>> Begin Data section
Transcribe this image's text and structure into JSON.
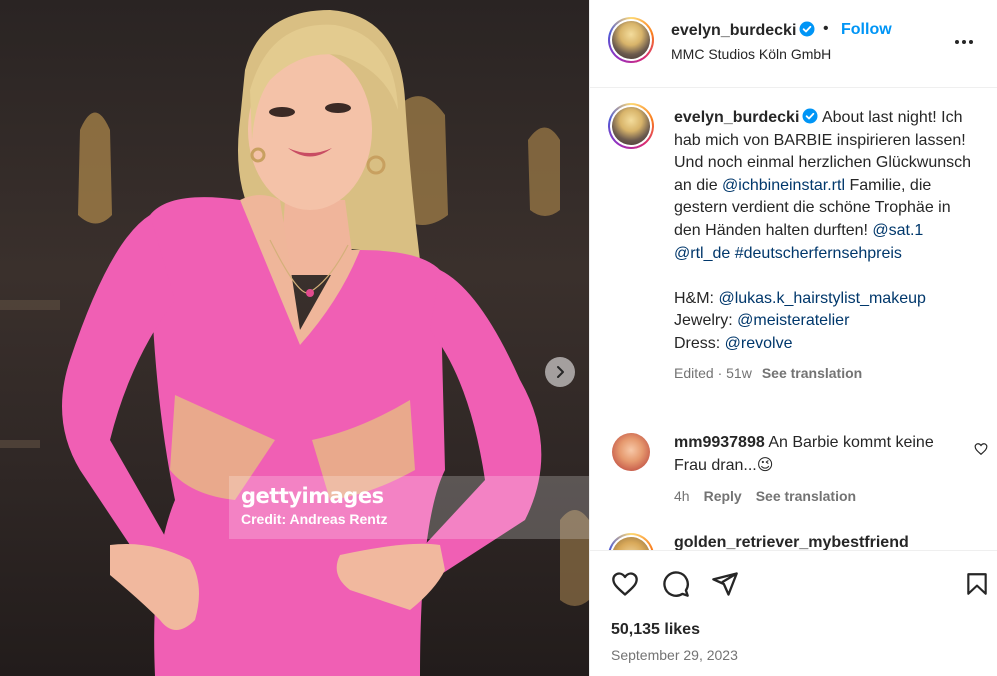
{
  "post": {
    "username": "evelyn_burdecki",
    "follow_label": "Follow",
    "separator": "•",
    "location": "MMC Studios Köln GmbH",
    "caption": {
      "username": "evelyn_burdecki",
      "text_1": "About last night! Ich hab mich von BARBIE inspirieren lassen! Und noch einmal herzlichen Glückwunsch an die ",
      "mention_1": "@ichbineinstar.rtl",
      "text_2": " Familie, die gestern verdient die schöne Trophäe in den Händen halten durften! ",
      "mention_2": "@sat.1",
      "mention_3": "@rtl_de",
      "hashtag": "#deutscherfernsehpreis",
      "hm_label": "H&M: ",
      "hm_mention": "@lukas.k_hairstylist_makeup",
      "jewelry_label": "Jewelry: ",
      "jewelry_mention": "@meisteratelier",
      "dress_label": "Dress: ",
      "dress_mention": "@revolve",
      "edited": "Edited · 51w",
      "see_translation": "See translation"
    },
    "comments": [
      {
        "username": "mm9937898",
        "text": "An Barbie kommt keine Frau dran...",
        "emoji": "😉",
        "age": "4h",
        "reply": "Reply",
        "see_translation": "See translation"
      },
      {
        "username": "golden_retriever_mybestfriend"
      }
    ],
    "likes": "50,135 likes",
    "date": "September 29, 2023"
  },
  "media": {
    "watermark_logo": "gettyimages",
    "watermark_credit": "Credit: Andreas Rentz"
  },
  "icons": {
    "verified": "verified-badge-icon",
    "more": "more-options-icon",
    "next": "chevron-right-icon",
    "like": "heart-icon",
    "comment": "comment-icon",
    "share": "share-icon",
    "save": "bookmark-icon"
  },
  "colors": {
    "accent": "#0095f6",
    "link": "#00376b",
    "dress": "#f05fb4",
    "muted": "#737373"
  }
}
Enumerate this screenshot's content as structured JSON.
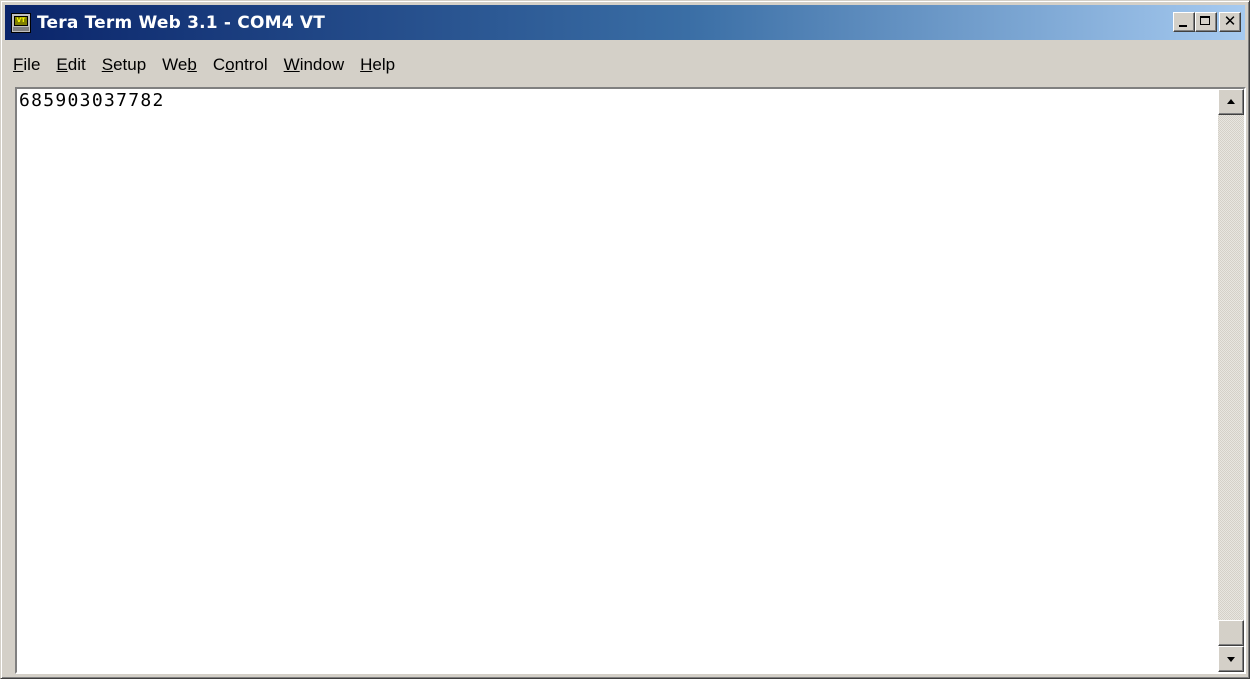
{
  "window": {
    "title": "Tera Term Web 3.1 - COM4 VT",
    "icon": "tera-term-app-icon",
    "icon_label": "VT",
    "controls": {
      "minimize_icon": "minimize-icon",
      "maximize_icon": "maximize-icon",
      "close_icon": "close-icon",
      "close_glyph": "✕"
    }
  },
  "menu": {
    "items": [
      {
        "id": "file",
        "pre": "",
        "accel": "F",
        "post": "ile"
      },
      {
        "id": "edit",
        "pre": "",
        "accel": "E",
        "post": "dit"
      },
      {
        "id": "setup",
        "pre": "",
        "accel": "S",
        "post": "etup"
      },
      {
        "id": "web",
        "pre": "We",
        "accel": "b",
        "post": ""
      },
      {
        "id": "control",
        "pre": "C",
        "accel": "o",
        "post": "ntrol"
      },
      {
        "id": "window",
        "pre": "",
        "accel": "W",
        "post": "indow"
      },
      {
        "id": "help",
        "pre": "",
        "accel": "H",
        "post": "elp"
      }
    ]
  },
  "terminal": {
    "output": "685903037782"
  },
  "colors": {
    "title_start": "#0a246a",
    "title_end": "#a6caf0",
    "face": "#d4d0c8",
    "terminal_bg": "#ffffff"
  }
}
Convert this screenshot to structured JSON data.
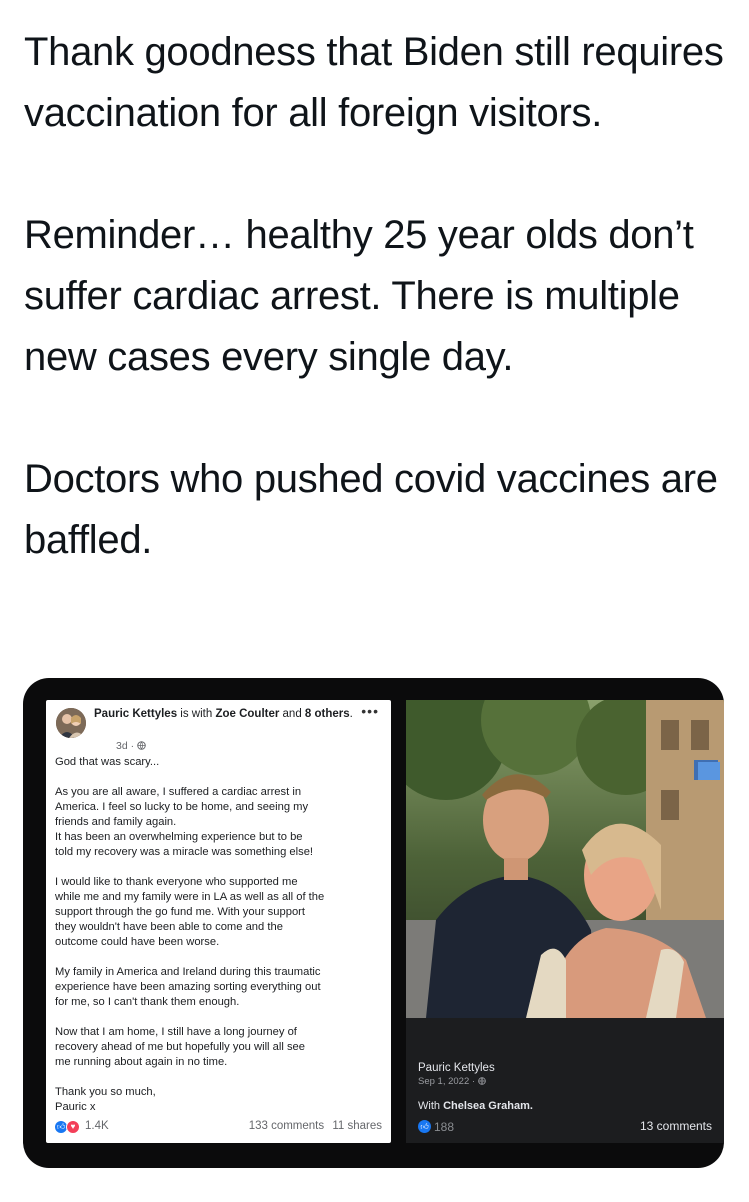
{
  "tweet": {
    "paragraphs": [
      "Thank goodness that Biden still requires vaccination for all foreign visitors.",
      "Reminder… healthy 25 year olds don’t suffer cardiac arrest. There is multiple new cases every single day.",
      "Doctors who pushed covid vaccines are baffled."
    ]
  },
  "fb_post": {
    "author": "Pauric Kettyles",
    "with_text": " is with ",
    "tagged": "Zoe Coulter",
    "and_text": " and ",
    "others": "8 others",
    "time": "3d ·",
    "more_icon": "ellipsis-icon",
    "globe_icon": "globe-icon",
    "body": [
      "God that was scary...",
      "As you are all aware, I suffered a cardiac arrest in\nAmerica. I feel so lucky to be home, and seeing my\nfriends and family again.\nIt has been an overwhelming experience but to be\ntold my recovery was a miracle was something else!",
      "I would like to thank everyone who supported me\nwhile me and my family were in LA as well as all of the\nsupport through the go fund me. With your support\nthey wouldn't have been able to come and the\noutcome could have been worse.",
      "My family in America and Ireland during this traumatic\nexperience have been amazing sorting everything out\nfor me, so I can't thank them enough.",
      "Now that I am home, I still have a long journey of\nrecovery ahead of me but hopefully you will all see\nme running about again in no time.",
      "Thank you so much,\nPauric x"
    ],
    "reactions_count": "1.4K",
    "comments": "133 comments",
    "shares": "11 shares"
  },
  "photo_post": {
    "author": "Pauric Kettyles",
    "date": "Sep 1, 2022 ·",
    "with_label": "With ",
    "with_name": "Chelsea Graham.",
    "likes": "188",
    "comments": "13 comments"
  },
  "colors": {
    "text": "#0f1419",
    "fb_blue": "#1877f2",
    "fb_red": "#f33e58",
    "media_bg": "#0b0b0c",
    "dark_card": "#1c1d1f"
  }
}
>> End Data section
- The problem
Copy, from the material above, each line in which the string "accel" occurs.

- Exercise response
        "accel": "F",
        "accel": "E",
        "accel": "S",
        "accel": "b",
        "accel": "o",
        "accel": "W",
        "accel": "H",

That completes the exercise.